* _To be done_
Make a verbatim copy of the entries below; pictures stay out.

— Start Listed records —

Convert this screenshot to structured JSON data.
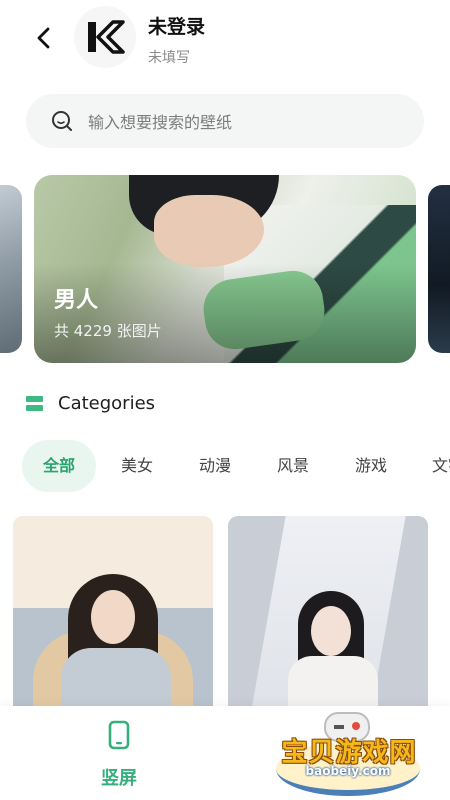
{
  "header": {
    "back_icon": "chevron-left-icon",
    "avatar_logo": "K",
    "user_name": "未登录",
    "user_sub": "未填写"
  },
  "search": {
    "icon": "search-icon",
    "placeholder": "输入想要搜索的壁纸"
  },
  "featured": {
    "title": "男人",
    "count_text": "共 4229 张图片"
  },
  "categories": {
    "title": "Categories",
    "tabs": [
      {
        "label": "全部",
        "active": true
      },
      {
        "label": "美女",
        "active": false
      },
      {
        "label": "动漫",
        "active": false
      },
      {
        "label": "风景",
        "active": false
      },
      {
        "label": "游戏",
        "active": false
      },
      {
        "label": "文字",
        "active": false
      }
    ]
  },
  "bottom_nav": {
    "items": [
      {
        "label": "竖屏",
        "icon": "phone-icon",
        "active": true
      }
    ]
  },
  "watermark": {
    "text": "宝贝游戏网",
    "url": "baobeiy.com"
  },
  "colors": {
    "accent": "#35b07c",
    "tab_active_bg": "#e9f6ef",
    "search_bg": "#f4f5f5"
  }
}
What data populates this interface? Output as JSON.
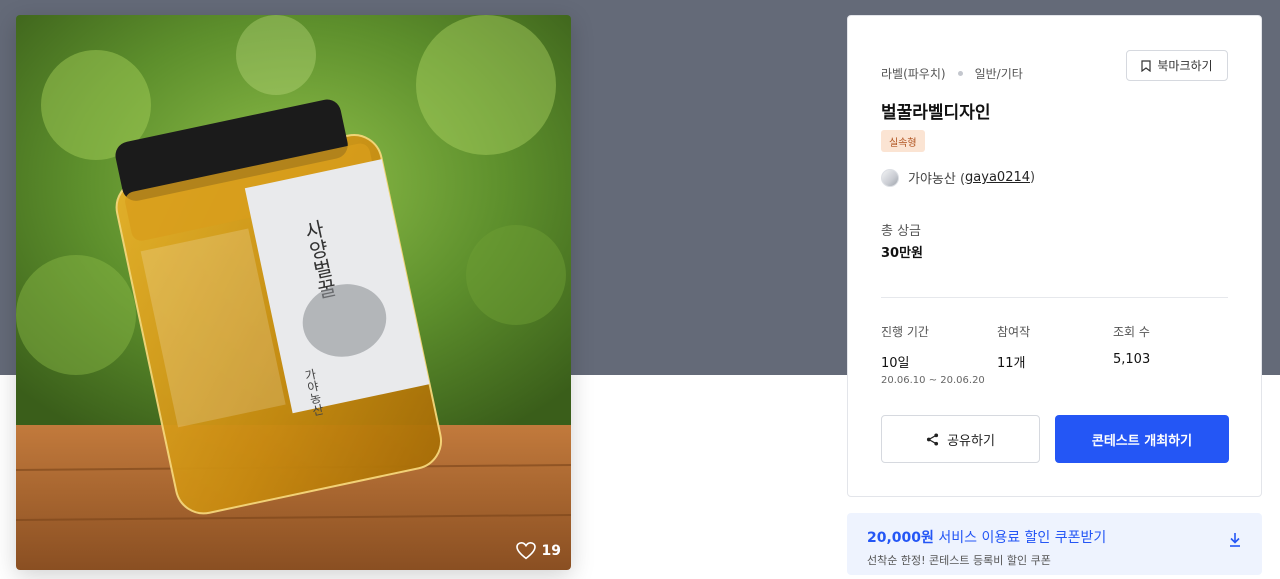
{
  "product": {
    "likes": "19",
    "image_label_text": "사양벌꿀",
    "image_brand_text": "가야농산"
  },
  "info": {
    "category": "라벨(파우치)",
    "subcategory": "일반/기타",
    "bookmark_label": "북마크하기",
    "title": "벌꿀라벨디자인",
    "badge": "실속형",
    "host_name": "가야농산 (",
    "host_id": "gaya0214",
    "host_close": ")",
    "prize_label": "총 상금",
    "prize_value": "30만원",
    "stats": {
      "period_label": "진행 기간",
      "period_value": "10일",
      "period_range": "20.06.10 ~ 20.06.20",
      "participants_label": "참여작",
      "participants_value": "11개",
      "views_label": "조회 수",
      "views_value": "5,103"
    },
    "share_label": "공유하기",
    "host_contest_label": "콘테스트 개최하기"
  },
  "coupon": {
    "title_bold": "20,000원",
    "title_rest": " 서비스 이용료 할인 쿠폰받기",
    "subtitle": "선착순 한정! 콘테스트 등록비 할인 쿠폰"
  },
  "colors": {
    "accent": "#2456f5",
    "hero_bg": "#646a78",
    "badge_bg": "#fbe4d3",
    "coupon_bg": "#eef3fe"
  },
  "icons": {
    "bookmark": "bookmark-icon",
    "share": "share-icon",
    "heart": "heart-icon",
    "download": "download-icon"
  }
}
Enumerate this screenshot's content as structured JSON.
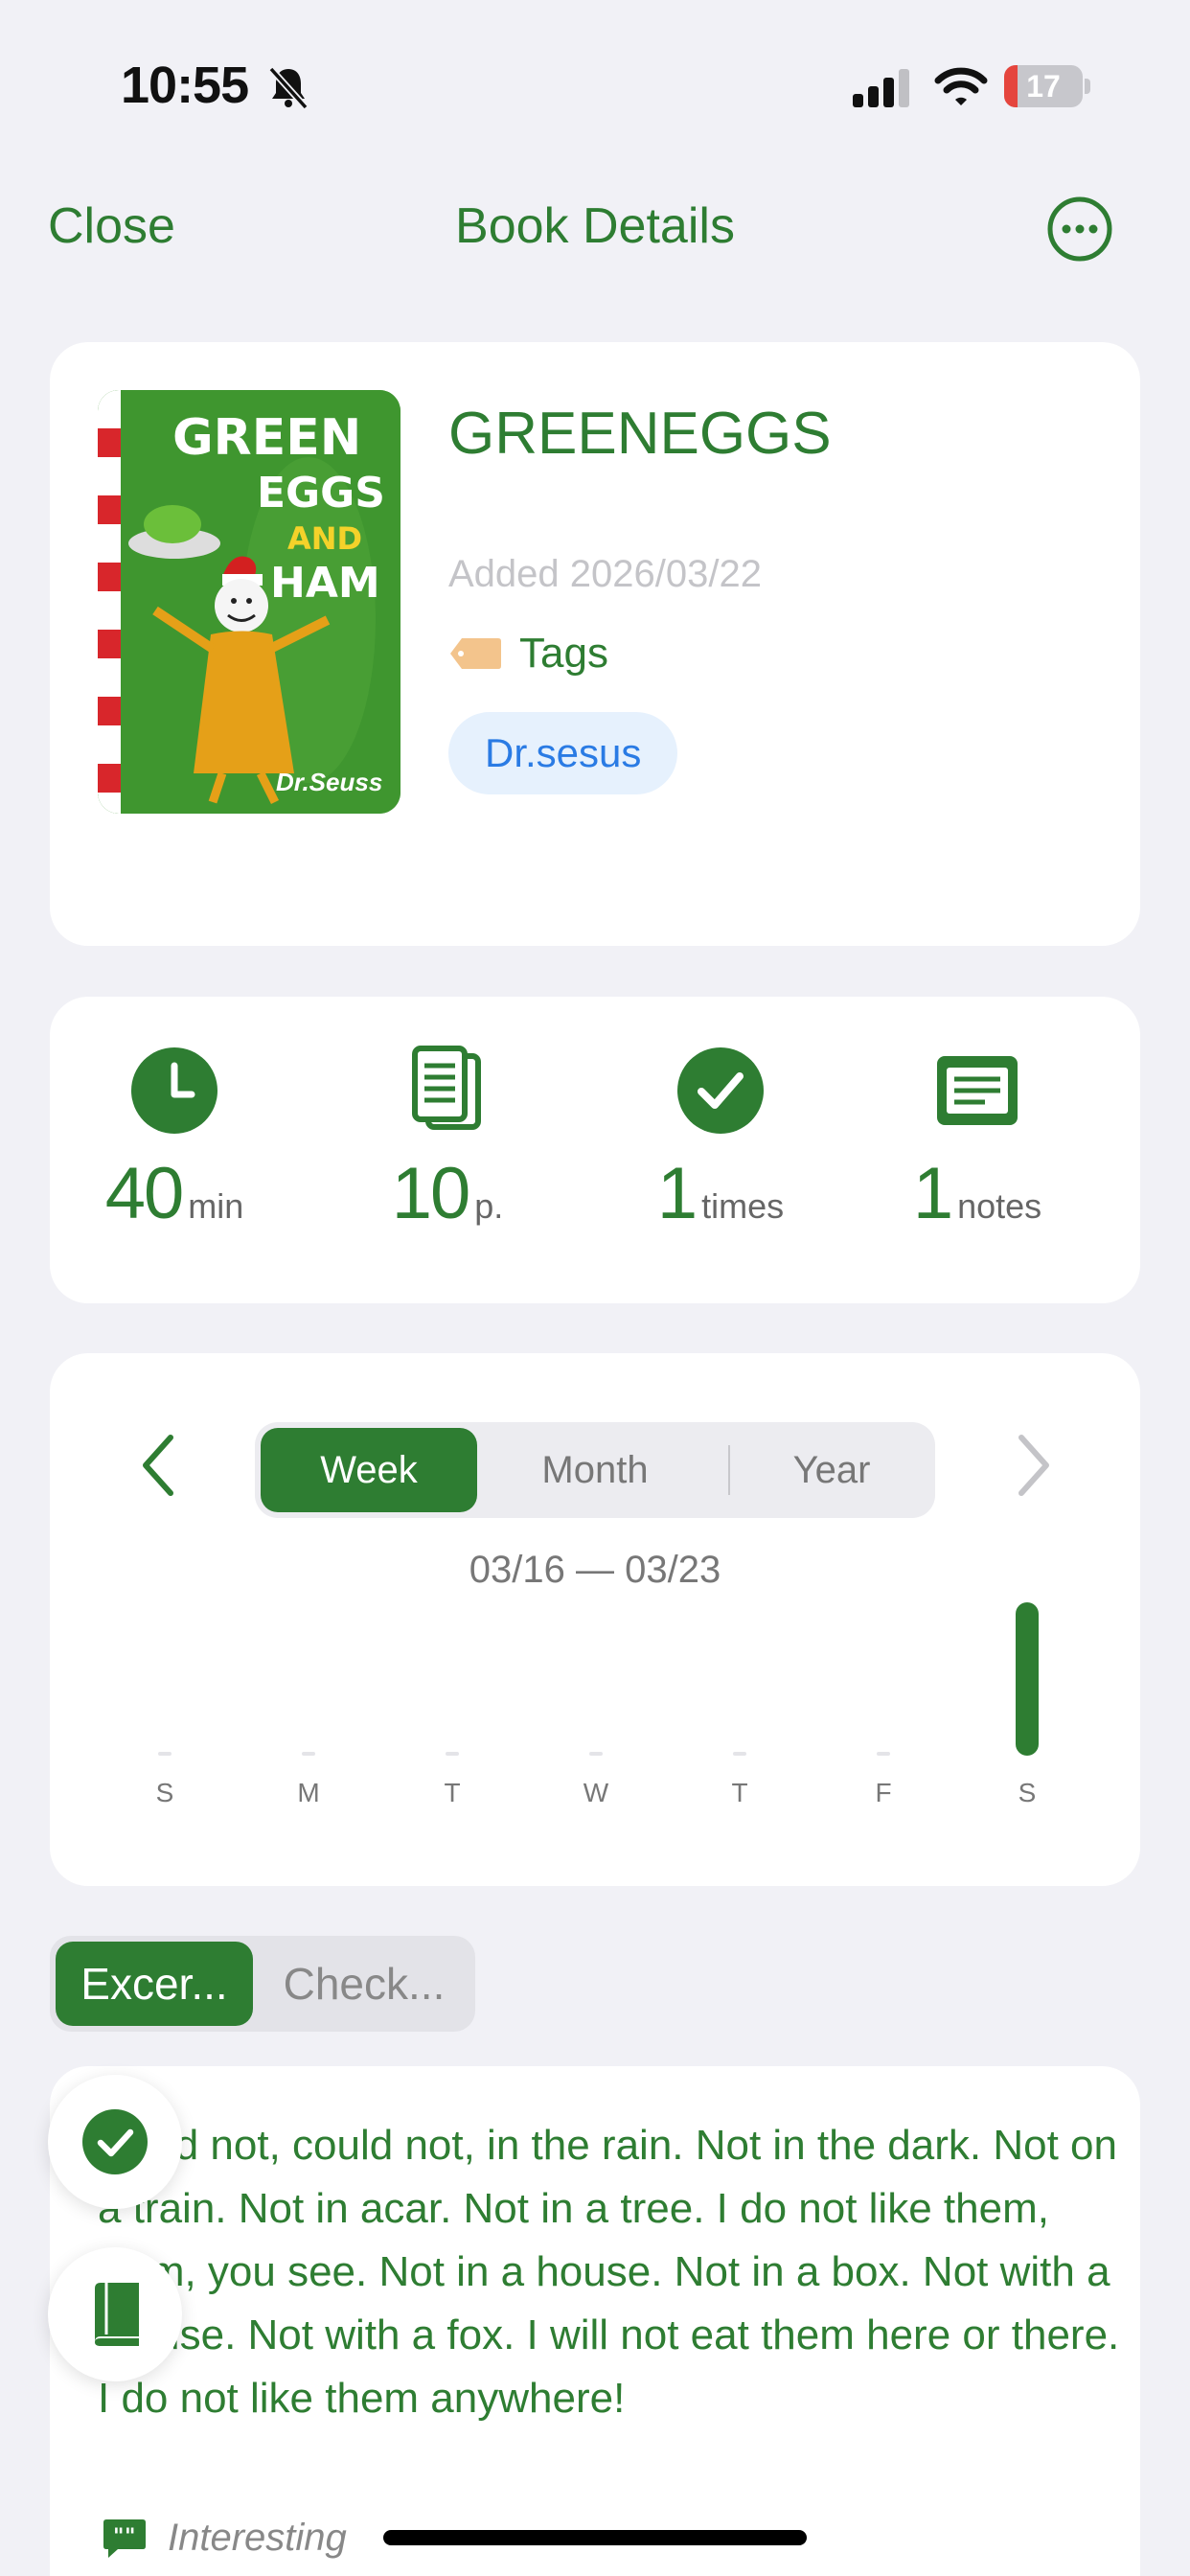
{
  "status_bar": {
    "time": "10:55",
    "battery": "17",
    "battery_level": 0.17
  },
  "nav": {
    "close_label": "Close",
    "title": "Book Details",
    "more_icon": "ellipsis-circle-icon"
  },
  "book": {
    "title": "GREENEGGS",
    "added": "Added 2026/03/22",
    "tags_label": "Tags",
    "tag": "Dr.sesus",
    "cover_text": {
      "line1": "GREEN",
      "line2": "EGGS",
      "line3": "AND",
      "line4": "HAM",
      "author": "Dr.Seuss"
    }
  },
  "stats": [
    {
      "icon": "clock-icon",
      "value": "40",
      "unit": "min"
    },
    {
      "icon": "pages-icon",
      "value": "10",
      "unit": "p."
    },
    {
      "icon": "check-circle-icon",
      "value": "1",
      "unit": "times"
    },
    {
      "icon": "notes-icon",
      "value": "1",
      "unit": "notes"
    }
  ],
  "period": {
    "tabs": [
      "Week",
      "Month",
      "Year"
    ],
    "active": "Week",
    "range": "03/16 — 03/23"
  },
  "chart_data": {
    "type": "bar",
    "categories": [
      "S",
      "M",
      "T",
      "W",
      "T",
      "F",
      "S"
    ],
    "values": [
      0,
      0,
      0,
      0,
      0,
      0,
      1
    ],
    "title": "",
    "xlabel": "",
    "ylabel": "",
    "grid": false,
    "color": "#2e7d32"
  },
  "content_tabs": {
    "items": [
      "Excer...",
      "Check..."
    ],
    "active": "Excer..."
  },
  "excerpt": {
    "text": "could not, could not, in the rain. Not in the dark. Not on a train. Not in acar. Not in a tree. I do not like them, Sam, you see. Not in a house. Not in a box. Not with a mouse. Not with a fox. I will not eat them here or there. I do not like them anywhere!",
    "note_label": "Interesting"
  },
  "colors": {
    "accent": "#2e7d32",
    "background": "#f1f1f6",
    "tag_bg": "#e6f1fd",
    "tag_text": "#2a7be4"
  }
}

— End Listed records —

* _Written reply_
Convert this screenshot to structured JSON data.
{
  "header": {
    "back_icon": "chevron-left-icon",
    "avatar_logo": "K",
    "user_name": "未登录",
    "user_sub": "未填写"
  },
  "search": {
    "icon": "search-icon",
    "placeholder": "输入想要搜索的壁纸"
  },
  "featured": {
    "title": "男人",
    "count_text": "共 4229 张图片"
  },
  "categories": {
    "title": "Categories",
    "tabs": [
      {
        "label": "全部",
        "active": true
      },
      {
        "label": "美女",
        "active": false
      },
      {
        "label": "动漫",
        "active": false
      },
      {
        "label": "风景",
        "active": false
      },
      {
        "label": "游戏",
        "active": false
      },
      {
        "label": "文字",
        "active": false
      }
    ]
  },
  "bottom_nav": {
    "items": [
      {
        "label": "竖屏",
        "icon": "phone-icon",
        "active": true
      }
    ]
  },
  "watermark": {
    "text": "宝贝游戏网",
    "url": "baobeiy.com"
  },
  "colors": {
    "accent": "#35b07c",
    "tab_active_bg": "#e9f6ef",
    "search_bg": "#f4f5f5"
  }
}
What data populates this interface? Output as JSON.
{
  "product": {
    "likes": "19",
    "image_label_text": "사양벌꿀",
    "image_brand_text": "가야농산"
  },
  "info": {
    "category": "라벨(파우치)",
    "subcategory": "일반/기타",
    "bookmark_label": "북마크하기",
    "title": "벌꿀라벨디자인",
    "badge": "실속형",
    "host_name": "가야농산 (",
    "host_id": "gaya0214",
    "host_close": ")",
    "prize_label": "총 상금",
    "prize_value": "30만원",
    "stats": {
      "period_label": "진행 기간",
      "period_value": "10일",
      "period_range": "20.06.10 ~ 20.06.20",
      "participants_label": "참여작",
      "participants_value": "11개",
      "views_label": "조회 수",
      "views_value": "5,103"
    },
    "share_label": "공유하기",
    "host_contest_label": "콘테스트 개최하기"
  },
  "coupon": {
    "title_bold": "20,000원",
    "title_rest": " 서비스 이용료 할인 쿠폰받기",
    "subtitle": "선착순 한정! 콘테스트 등록비 할인 쿠폰"
  },
  "colors": {
    "accent": "#2456f5",
    "hero_bg": "#646a78",
    "badge_bg": "#fbe4d3",
    "coupon_bg": "#eef3fe"
  },
  "icons": {
    "bookmark": "bookmark-icon",
    "share": "share-icon",
    "heart": "heart-icon",
    "download": "download-icon"
  }
}
Enumerate this screenshot's content as structured JSON.
{
  "status_bar": {
    "time": "10:55",
    "battery": "17",
    "battery_level": 0.17
  },
  "nav": {
    "close_label": "Close",
    "title": "Book Details",
    "more_icon": "ellipsis-circle-icon"
  },
  "book": {
    "title": "GREENEGGS",
    "added": "Added 2026/03/22",
    "tags_label": "Tags",
    "tag": "Dr.sesus",
    "cover_text": {
      "line1": "GREEN",
      "line2": "EGGS",
      "line3": "AND",
      "line4": "HAM",
      "author": "Dr.Seuss"
    }
  },
  "stats": [
    {
      "icon": "clock-icon",
      "value": "40",
      "unit": "min"
    },
    {
      "icon": "pages-icon",
      "value": "10",
      "unit": "p."
    },
    {
      "icon": "check-circle-icon",
      "value": "1",
      "unit": "times"
    },
    {
      "icon": "notes-icon",
      "value": "1",
      "unit": "notes"
    }
  ],
  "period": {
    "tabs": [
      "Week",
      "Month",
      "Year"
    ],
    "active": "Week",
    "range": "03/16 — 03/23"
  },
  "chart_data": {
    "type": "bar",
    "categories": [
      "S",
      "M",
      "T",
      "W",
      "T",
      "F",
      "S"
    ],
    "values": [
      0,
      0,
      0,
      0,
      0,
      0,
      1
    ],
    "title": "",
    "xlabel": "",
    "ylabel": "",
    "grid": false,
    "color": "#2e7d32"
  },
  "content_tabs": {
    "items": [
      "Excer...",
      "Check..."
    ],
    "active": "Excer..."
  },
  "excerpt": {
    "text": "could not, could not, in the rain. Not in the dark. Not on a train. Not in acar. Not in a tree. I do not like them, Sam, you see. Not in a house. Not in a box. Not with a mouse. Not with a fox. I will not eat them here or there. I do not like them anywhere!",
    "note_label": "Interesting"
  },
  "colors": {
    "accent": "#2e7d32",
    "background": "#f1f1f6",
    "tag_bg": "#e6f1fd",
    "tag_text": "#2a7be4"
  }
}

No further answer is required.